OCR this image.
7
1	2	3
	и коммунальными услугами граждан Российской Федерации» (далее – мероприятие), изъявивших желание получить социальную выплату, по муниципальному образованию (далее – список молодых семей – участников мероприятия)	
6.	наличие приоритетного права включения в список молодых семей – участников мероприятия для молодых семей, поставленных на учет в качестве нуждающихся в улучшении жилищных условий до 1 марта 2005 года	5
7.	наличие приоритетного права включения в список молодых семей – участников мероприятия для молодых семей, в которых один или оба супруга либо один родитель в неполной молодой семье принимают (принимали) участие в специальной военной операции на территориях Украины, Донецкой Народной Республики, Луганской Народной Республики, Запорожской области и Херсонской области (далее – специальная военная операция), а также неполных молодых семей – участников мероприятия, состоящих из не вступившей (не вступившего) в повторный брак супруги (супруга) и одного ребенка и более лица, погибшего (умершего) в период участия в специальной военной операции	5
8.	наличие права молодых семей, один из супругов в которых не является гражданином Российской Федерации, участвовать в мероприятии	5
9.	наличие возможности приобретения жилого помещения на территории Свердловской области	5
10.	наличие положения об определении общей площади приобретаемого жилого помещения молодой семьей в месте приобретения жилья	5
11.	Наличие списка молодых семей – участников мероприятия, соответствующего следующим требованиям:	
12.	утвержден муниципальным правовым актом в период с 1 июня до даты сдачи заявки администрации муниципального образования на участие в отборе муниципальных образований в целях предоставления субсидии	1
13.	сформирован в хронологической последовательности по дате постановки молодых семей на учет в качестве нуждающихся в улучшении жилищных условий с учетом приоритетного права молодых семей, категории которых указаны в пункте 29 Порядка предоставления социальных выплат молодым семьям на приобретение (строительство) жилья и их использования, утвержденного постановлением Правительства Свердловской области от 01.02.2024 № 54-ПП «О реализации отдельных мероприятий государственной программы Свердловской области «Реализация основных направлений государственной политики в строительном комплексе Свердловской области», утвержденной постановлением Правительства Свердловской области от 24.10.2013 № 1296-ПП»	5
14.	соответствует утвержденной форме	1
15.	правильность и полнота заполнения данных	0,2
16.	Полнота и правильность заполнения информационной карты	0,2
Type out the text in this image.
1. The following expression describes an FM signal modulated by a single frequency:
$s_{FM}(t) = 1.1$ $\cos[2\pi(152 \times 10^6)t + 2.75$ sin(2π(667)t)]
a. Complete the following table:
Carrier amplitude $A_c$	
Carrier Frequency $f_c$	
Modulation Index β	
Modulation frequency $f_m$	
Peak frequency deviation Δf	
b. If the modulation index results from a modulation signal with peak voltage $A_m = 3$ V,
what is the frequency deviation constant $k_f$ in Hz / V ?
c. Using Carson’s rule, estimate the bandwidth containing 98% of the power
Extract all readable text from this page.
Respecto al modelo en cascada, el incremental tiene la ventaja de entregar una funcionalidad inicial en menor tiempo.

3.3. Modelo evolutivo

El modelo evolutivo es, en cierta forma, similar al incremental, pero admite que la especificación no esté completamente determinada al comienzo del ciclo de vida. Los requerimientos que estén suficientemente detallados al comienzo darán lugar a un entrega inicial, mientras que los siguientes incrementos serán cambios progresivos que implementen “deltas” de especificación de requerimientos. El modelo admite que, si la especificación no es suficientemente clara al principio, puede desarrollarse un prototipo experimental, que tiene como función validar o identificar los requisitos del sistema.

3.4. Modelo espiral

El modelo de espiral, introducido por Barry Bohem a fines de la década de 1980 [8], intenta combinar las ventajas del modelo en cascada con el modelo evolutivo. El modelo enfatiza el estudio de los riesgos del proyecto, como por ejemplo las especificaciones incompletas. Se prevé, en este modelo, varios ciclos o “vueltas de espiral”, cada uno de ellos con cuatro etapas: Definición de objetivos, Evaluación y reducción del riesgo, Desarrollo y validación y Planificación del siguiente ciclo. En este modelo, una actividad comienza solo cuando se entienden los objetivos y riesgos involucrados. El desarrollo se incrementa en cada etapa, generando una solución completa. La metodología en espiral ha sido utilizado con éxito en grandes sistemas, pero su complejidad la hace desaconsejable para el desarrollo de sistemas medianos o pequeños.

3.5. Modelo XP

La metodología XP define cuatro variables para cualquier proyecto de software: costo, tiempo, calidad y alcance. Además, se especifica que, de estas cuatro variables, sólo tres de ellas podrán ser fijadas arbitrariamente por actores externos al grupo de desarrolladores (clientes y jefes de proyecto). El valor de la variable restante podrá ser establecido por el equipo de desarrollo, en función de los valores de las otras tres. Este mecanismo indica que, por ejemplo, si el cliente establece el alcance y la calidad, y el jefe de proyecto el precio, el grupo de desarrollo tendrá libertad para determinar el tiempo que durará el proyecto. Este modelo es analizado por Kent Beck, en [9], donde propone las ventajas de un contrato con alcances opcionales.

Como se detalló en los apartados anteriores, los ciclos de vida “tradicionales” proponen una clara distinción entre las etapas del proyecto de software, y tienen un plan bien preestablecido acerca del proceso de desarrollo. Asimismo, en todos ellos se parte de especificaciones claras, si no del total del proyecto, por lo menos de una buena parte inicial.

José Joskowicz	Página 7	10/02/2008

◆ **Problem details**
Pull every line containing "утвержденной" from the data.

◆ **Answer to the task**
13.	сформирован в хронологической последовательности по дате постановки молодых семей на учет в качестве нуждающихся в улучшении жилищных условий с учетом приоритетного права молодых семей, категории которых указаны в пункте 29 Порядка предоставления социальных выплат молодым семьям на приобретение (строительство) жилья и их использования, утвержденного постановлением Правительства Свердловской области от 01.02.2024 № 54-ПП «О реализации отдельных мероприятий государственной программы Свердловской области «Реализация основных направлений государственной политики в строительном комплексе Свердловской области», утвержденной постановлением Правительства Свердловской области от 24.10.2013 № 1296-ПП»	5
14.	соответствует утвержденной форме	1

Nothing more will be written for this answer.